(Dataset entries)
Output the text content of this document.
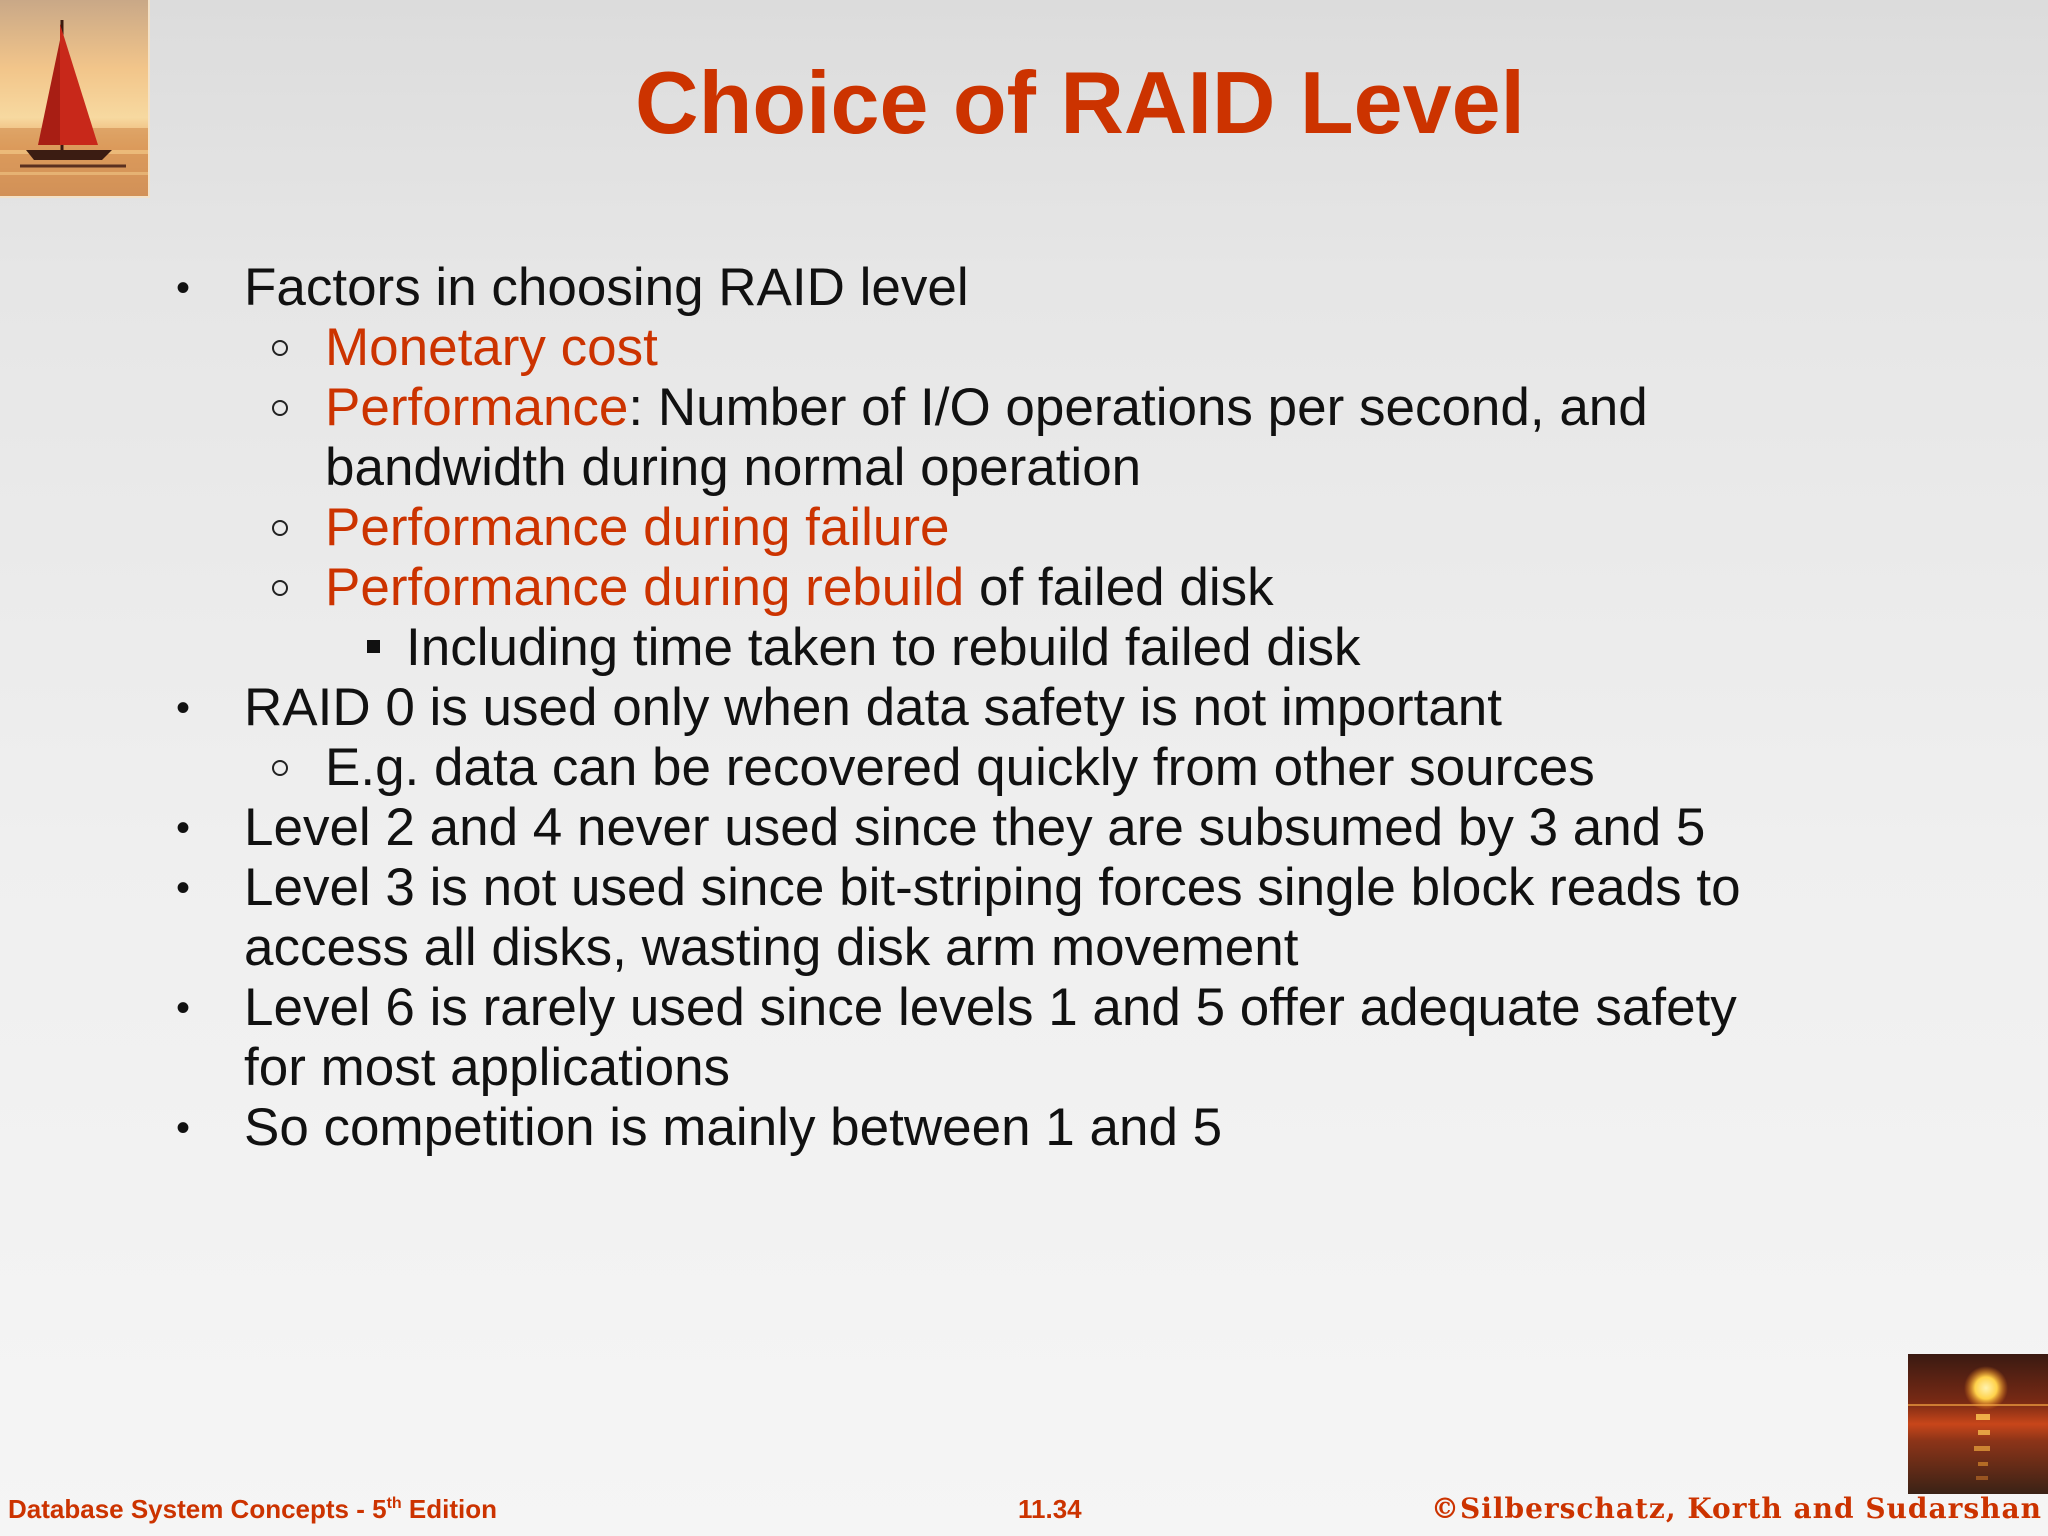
Choice of RAID Level
• Factors in choosing RAID level
Monetary cost
Performance: Number of I/O operations per second, and
bandwidth during normal operation
Performance during failure
Performance during rebuild of failed disk
Including time taken to rebuild failed disk
• RAID 0 is used only when data safety is not important
E.g. data can be recovered quickly from other sources
• Level 2 and 4 never used since they are subsumed by 3 and 5
• Level 3 is not used since bit-striping forces single block reads to
access all disks, wasting disk arm movement
• Level 6 is rarely used since levels 1 and 5 offer adequate safety
for most applications
• So competition is mainly between 1 and 5
Database System Concepts - 5th Edition	11.34	©Silberschatz, Korth and Sudarshan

What the exercise asks: Of all the lines in the entries, how many contain the word "since"? Give only the number.

Answer to this exercise: 3